#### WHAT IS EXPECTED:
Each entry below is to be duplicated verbatim.

------------------------------------------------

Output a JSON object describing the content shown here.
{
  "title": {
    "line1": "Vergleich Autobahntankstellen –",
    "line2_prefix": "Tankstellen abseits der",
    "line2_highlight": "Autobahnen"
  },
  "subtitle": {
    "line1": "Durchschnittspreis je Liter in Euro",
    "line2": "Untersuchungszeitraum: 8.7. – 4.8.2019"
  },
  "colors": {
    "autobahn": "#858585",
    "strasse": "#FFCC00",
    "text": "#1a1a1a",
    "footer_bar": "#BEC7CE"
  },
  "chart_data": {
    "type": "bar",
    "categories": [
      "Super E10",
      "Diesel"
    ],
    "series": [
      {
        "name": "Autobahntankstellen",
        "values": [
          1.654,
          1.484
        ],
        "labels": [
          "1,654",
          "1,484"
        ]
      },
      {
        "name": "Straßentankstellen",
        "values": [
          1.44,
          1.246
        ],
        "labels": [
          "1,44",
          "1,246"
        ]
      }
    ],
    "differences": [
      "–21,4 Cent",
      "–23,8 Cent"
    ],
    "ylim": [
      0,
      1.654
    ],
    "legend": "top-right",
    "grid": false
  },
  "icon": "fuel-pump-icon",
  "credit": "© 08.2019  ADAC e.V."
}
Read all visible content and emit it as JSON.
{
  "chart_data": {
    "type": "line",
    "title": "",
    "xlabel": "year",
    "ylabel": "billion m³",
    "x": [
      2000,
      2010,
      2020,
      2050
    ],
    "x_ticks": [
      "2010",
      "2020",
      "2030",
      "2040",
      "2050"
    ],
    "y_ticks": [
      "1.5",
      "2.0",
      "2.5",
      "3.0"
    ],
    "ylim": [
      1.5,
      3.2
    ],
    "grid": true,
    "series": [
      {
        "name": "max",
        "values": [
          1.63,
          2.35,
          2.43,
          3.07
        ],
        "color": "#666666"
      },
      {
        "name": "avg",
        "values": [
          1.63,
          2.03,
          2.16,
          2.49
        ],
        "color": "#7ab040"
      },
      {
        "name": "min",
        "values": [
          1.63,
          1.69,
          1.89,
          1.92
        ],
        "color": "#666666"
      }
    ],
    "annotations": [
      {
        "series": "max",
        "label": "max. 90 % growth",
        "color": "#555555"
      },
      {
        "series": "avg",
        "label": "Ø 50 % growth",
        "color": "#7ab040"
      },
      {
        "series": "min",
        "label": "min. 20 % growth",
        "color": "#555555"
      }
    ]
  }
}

------------------------------------------------

#### RESULT OF THE EXERCISE:
Output a JSON object describing the content shown here.
{
  "title": {
    "line1": "Vergleich Autobahntankstellen –",
    "line2_prefix": "Tankstellen abseits der",
    "line2_highlight": "Autobahnen"
  },
  "subtitle": {
    "line1": "Durchschnittspreis je Liter in Euro",
    "line2": "Untersuchungszeitraum: 8.7. – 4.8.2019"
  },
  "colors": {
    "autobahn": "#858585",
    "strasse": "#FFCC00",
    "text": "#1a1a1a",
    "footer_bar": "#BEC7CE"
  },
  "chart_data": {
    "type": "bar",
    "categories": [
      "Super E10",
      "Diesel"
    ],
    "series": [
      {
        "name": "Autobahntankstellen",
        "values": [
          1.654,
          1.484
        ],
        "labels": [
          "1,654",
          "1,484"
        ]
      },
      {
        "name": "Straßentankstellen",
        "values": [
          1.44,
          1.246
        ],
        "labels": [
          "1,44",
          "1,246"
        ]
      }
    ],
    "differences": [
      "–21,4 Cent",
      "–23,8 Cent"
    ],
    "ylim": [
      0,
      1.654
    ],
    "legend": "top-right",
    "grid": false
  },
  "icon": "fuel-pump-icon",
  "credit": "© 08.2019  ADAC e.V."
}
Read all visible content and emit it as JSON.
{
  "chart_data": {
    "type": "line",
    "title": "",
    "xlabel": "year",
    "ylabel": "billion m³",
    "x": [
      2000,
      2010,
      2020,
      2050
    ],
    "x_ticks": [
      "2010",
      "2020",
      "2030",
      "2040",
      "2050"
    ],
    "y_ticks": [
      "1.5",
      "2.0",
      "2.5",
      "3.0"
    ],
    "ylim": [
      1.5,
      3.2
    ],
    "grid": true,
    "series": [
      {
        "name": "max",
        "values": [
          1.63,
          2.35,
          2.43,
          3.07
        ],
        "color": "#666666"
      },
      {
        "name": "avg",
        "values": [
          1.63,
          2.03,
          2.16,
          2.49
        ],
        "color": "#7ab040"
      },
      {
        "name": "min",
        "values": [
          1.63,
          1.69,
          1.89,
          1.92
        ],
        "color": "#666666"
      }
    ],
    "annotations": [
      {
        "series": "max",
        "label": "max. 90 % growth",
        "color": "#555555"
      },
      {
        "series": "avg",
        "label": "Ø 50 % growth",
        "color": "#7ab040"
      },
      {
        "series": "min",
        "label": "min. 20 % growth",
        "color": "#555555"
      }
    ]
  }
}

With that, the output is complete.